== Figure collection entries ==

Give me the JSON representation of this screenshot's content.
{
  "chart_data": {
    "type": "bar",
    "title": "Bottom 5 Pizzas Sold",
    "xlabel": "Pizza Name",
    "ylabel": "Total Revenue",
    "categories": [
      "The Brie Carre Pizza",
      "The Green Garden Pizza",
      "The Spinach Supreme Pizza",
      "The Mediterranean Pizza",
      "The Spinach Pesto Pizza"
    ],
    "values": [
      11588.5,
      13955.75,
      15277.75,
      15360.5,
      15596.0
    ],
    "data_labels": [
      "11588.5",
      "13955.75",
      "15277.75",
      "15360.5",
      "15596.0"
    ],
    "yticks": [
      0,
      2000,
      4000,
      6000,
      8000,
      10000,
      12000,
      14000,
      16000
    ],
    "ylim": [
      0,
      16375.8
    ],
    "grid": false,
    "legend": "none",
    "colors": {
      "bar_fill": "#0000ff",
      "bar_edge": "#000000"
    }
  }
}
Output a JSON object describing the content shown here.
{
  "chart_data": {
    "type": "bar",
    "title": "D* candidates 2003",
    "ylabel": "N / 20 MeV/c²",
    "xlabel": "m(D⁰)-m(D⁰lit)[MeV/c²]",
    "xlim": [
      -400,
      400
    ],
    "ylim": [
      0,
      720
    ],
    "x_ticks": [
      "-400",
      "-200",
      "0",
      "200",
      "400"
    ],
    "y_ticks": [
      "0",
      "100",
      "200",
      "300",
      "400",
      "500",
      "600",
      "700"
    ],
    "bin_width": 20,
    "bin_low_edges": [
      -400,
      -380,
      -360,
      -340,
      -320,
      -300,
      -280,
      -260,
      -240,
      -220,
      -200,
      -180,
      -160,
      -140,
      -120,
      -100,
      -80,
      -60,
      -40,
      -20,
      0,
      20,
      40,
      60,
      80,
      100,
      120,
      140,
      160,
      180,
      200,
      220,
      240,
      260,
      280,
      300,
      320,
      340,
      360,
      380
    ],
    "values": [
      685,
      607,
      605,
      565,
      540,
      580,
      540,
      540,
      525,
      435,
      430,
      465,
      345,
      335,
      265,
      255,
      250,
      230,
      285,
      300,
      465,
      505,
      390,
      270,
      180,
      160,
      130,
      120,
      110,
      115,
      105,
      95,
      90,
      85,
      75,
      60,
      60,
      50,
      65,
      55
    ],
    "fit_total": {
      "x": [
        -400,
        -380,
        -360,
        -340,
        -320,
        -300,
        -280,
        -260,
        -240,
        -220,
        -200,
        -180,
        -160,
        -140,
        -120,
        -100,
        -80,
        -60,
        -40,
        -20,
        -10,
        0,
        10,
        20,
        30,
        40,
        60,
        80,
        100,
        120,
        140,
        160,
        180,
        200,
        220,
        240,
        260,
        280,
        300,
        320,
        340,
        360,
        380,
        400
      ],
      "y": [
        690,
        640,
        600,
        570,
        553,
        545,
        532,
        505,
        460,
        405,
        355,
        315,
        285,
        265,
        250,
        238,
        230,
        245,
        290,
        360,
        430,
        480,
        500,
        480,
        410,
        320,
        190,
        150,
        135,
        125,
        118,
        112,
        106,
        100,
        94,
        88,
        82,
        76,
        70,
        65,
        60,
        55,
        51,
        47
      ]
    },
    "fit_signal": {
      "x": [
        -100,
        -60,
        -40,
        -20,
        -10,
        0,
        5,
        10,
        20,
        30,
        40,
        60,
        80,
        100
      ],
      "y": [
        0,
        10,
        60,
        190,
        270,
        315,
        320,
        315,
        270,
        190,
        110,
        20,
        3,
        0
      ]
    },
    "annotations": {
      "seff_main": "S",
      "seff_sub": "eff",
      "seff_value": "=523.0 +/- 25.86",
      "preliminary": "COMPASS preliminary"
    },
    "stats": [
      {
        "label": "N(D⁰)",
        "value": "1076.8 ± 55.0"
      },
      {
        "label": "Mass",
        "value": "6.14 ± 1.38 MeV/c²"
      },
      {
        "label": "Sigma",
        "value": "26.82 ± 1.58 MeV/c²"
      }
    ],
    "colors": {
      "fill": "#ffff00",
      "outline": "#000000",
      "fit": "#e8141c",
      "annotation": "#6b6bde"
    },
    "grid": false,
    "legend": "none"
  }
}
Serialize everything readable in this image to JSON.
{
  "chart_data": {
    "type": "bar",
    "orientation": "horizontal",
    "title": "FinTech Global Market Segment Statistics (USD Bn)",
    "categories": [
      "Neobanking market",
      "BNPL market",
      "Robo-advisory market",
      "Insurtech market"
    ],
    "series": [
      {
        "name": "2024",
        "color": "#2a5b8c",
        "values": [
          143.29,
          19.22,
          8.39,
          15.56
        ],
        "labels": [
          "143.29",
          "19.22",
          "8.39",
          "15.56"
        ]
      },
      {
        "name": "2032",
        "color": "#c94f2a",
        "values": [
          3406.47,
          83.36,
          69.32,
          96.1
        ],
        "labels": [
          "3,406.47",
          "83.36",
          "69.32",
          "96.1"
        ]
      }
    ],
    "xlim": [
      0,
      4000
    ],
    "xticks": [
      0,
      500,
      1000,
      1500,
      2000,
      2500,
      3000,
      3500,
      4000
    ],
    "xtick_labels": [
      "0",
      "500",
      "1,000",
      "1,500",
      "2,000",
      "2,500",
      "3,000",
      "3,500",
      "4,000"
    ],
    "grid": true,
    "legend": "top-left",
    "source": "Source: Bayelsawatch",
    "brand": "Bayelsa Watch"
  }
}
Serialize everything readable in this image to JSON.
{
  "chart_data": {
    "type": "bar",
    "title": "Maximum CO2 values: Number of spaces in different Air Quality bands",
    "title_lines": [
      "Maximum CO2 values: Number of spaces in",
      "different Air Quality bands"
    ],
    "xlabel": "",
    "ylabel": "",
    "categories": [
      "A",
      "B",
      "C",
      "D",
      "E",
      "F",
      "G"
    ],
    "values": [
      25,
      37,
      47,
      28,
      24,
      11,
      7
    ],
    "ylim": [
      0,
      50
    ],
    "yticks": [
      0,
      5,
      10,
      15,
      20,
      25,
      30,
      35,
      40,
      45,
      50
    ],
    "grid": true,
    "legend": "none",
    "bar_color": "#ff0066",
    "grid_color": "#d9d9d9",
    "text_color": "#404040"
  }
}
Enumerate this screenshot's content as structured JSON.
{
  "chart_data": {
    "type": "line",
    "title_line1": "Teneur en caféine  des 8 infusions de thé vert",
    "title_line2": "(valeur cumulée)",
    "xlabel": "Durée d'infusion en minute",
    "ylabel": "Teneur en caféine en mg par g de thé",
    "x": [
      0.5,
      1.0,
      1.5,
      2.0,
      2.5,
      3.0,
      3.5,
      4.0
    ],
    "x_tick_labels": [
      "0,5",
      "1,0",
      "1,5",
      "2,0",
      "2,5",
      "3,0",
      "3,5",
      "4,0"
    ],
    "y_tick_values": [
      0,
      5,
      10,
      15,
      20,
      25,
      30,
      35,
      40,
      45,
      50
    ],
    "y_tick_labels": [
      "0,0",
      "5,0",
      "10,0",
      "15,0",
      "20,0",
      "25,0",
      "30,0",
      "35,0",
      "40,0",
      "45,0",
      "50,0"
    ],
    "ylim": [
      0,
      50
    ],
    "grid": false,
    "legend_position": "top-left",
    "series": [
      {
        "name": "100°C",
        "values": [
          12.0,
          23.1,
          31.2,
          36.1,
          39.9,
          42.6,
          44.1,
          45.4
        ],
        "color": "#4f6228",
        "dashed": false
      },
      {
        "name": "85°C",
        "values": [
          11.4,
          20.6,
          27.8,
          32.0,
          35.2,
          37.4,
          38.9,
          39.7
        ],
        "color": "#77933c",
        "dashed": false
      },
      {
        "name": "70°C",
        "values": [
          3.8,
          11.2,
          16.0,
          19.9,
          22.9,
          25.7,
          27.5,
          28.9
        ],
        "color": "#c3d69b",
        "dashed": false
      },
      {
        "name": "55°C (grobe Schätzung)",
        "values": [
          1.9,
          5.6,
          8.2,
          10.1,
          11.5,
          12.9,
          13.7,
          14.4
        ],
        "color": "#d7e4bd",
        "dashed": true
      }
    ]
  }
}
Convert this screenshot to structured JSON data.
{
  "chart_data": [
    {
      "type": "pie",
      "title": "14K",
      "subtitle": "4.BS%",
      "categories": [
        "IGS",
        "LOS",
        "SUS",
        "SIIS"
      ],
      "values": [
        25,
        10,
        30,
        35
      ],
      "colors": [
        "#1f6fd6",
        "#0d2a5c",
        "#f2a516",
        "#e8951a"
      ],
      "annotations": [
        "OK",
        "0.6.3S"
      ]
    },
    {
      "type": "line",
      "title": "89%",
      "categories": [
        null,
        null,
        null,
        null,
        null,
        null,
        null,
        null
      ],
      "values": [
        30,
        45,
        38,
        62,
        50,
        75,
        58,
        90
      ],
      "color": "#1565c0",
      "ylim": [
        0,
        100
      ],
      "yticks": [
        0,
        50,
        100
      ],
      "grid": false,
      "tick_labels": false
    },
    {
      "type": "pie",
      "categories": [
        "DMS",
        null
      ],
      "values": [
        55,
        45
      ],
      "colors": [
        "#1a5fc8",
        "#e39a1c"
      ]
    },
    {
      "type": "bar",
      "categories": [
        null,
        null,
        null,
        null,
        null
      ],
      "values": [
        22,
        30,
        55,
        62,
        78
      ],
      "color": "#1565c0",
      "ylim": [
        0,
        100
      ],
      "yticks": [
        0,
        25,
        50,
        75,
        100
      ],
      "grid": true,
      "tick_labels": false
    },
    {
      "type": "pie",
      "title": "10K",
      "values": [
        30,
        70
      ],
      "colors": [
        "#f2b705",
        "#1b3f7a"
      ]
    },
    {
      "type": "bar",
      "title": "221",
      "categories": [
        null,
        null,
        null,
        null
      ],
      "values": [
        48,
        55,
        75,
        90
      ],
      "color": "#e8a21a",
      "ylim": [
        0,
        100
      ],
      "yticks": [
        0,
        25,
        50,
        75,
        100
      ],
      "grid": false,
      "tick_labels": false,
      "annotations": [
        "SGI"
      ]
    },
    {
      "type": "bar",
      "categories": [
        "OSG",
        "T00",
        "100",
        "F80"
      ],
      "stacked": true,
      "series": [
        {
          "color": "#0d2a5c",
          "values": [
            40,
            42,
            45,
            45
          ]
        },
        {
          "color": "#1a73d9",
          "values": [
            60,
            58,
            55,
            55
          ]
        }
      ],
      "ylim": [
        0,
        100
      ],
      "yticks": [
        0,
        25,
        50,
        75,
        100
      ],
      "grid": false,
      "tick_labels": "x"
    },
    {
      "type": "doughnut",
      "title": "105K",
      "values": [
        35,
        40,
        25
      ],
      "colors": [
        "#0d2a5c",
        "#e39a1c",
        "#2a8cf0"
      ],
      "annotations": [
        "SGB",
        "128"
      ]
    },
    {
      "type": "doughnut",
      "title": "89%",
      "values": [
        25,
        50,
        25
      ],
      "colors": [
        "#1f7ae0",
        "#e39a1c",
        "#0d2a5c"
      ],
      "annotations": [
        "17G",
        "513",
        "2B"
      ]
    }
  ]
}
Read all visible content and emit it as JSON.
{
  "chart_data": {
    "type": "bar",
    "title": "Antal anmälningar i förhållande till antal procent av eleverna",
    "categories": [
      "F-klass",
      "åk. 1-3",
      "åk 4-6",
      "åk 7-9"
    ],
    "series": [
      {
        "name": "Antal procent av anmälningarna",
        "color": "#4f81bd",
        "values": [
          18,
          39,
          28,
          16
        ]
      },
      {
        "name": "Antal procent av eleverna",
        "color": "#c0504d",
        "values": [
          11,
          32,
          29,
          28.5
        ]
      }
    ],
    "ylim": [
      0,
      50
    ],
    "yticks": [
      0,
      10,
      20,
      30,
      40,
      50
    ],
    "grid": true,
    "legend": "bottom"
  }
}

== PROBLEM TO WORK ON ==
The lines to collect are those holding the string "caféine"; copy them all.

== ANSWER TO THIS PROBLEM ==
    "title_line1": "Teneur en caféine  des 8 infusions de thé vert",
    "ylabel": "Teneur en caféine en mg par g de thé",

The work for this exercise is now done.